[Goal]
Here are some records; copy every line that holds the word "page".

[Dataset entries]
▬▬▬▬▬▬
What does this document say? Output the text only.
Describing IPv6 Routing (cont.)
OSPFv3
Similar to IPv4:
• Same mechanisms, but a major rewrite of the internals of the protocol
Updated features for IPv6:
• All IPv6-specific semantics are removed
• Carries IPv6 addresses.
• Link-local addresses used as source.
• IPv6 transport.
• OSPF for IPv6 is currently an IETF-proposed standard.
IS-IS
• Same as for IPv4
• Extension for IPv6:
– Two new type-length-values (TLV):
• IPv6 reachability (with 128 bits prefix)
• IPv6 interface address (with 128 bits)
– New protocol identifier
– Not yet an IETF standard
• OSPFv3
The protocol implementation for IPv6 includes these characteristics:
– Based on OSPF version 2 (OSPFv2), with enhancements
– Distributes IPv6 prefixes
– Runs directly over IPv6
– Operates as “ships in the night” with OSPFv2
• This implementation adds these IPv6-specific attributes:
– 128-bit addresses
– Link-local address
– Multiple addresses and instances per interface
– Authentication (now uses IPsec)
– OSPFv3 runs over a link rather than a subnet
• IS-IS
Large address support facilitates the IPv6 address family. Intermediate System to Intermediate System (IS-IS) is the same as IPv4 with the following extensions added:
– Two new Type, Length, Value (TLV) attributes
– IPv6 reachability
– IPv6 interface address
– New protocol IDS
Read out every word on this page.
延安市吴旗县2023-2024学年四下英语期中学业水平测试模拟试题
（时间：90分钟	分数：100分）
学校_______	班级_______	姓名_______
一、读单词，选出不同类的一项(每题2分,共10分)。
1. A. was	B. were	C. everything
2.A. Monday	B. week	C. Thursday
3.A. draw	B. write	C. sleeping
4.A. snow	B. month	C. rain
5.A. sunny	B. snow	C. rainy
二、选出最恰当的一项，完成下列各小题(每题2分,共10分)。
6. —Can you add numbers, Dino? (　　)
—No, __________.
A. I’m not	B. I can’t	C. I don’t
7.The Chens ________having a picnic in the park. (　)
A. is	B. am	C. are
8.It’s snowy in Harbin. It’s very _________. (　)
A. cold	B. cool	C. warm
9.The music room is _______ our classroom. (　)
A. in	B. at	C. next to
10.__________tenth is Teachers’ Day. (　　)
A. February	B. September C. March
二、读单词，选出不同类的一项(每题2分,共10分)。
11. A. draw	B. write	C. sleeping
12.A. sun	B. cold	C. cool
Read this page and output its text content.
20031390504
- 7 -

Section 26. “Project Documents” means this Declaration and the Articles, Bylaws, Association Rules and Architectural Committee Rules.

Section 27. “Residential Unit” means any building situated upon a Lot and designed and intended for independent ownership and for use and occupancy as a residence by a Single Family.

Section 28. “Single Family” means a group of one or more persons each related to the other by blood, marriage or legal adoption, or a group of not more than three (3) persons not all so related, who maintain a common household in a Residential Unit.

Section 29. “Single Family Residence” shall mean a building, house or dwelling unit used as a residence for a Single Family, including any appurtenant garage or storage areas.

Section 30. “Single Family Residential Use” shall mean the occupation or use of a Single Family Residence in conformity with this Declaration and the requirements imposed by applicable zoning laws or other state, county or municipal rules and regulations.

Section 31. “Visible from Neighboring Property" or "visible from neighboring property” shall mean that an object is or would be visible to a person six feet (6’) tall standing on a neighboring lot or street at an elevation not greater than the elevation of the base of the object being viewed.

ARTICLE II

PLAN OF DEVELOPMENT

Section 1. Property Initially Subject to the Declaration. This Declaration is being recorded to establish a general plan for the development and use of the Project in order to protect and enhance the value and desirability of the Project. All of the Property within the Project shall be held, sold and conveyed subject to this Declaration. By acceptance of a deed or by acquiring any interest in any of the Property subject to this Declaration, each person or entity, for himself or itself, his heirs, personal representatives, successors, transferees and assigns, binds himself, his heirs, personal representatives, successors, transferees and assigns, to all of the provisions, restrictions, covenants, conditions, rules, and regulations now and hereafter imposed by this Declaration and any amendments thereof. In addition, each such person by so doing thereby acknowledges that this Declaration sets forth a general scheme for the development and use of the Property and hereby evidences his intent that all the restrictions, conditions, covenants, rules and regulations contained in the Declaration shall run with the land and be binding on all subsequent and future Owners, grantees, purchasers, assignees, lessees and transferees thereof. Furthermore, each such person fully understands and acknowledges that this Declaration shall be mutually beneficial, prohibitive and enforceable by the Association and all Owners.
▬▬▬▬▬▬
[Exercise output]
Read out every word on this page.
Read this page and output its text content.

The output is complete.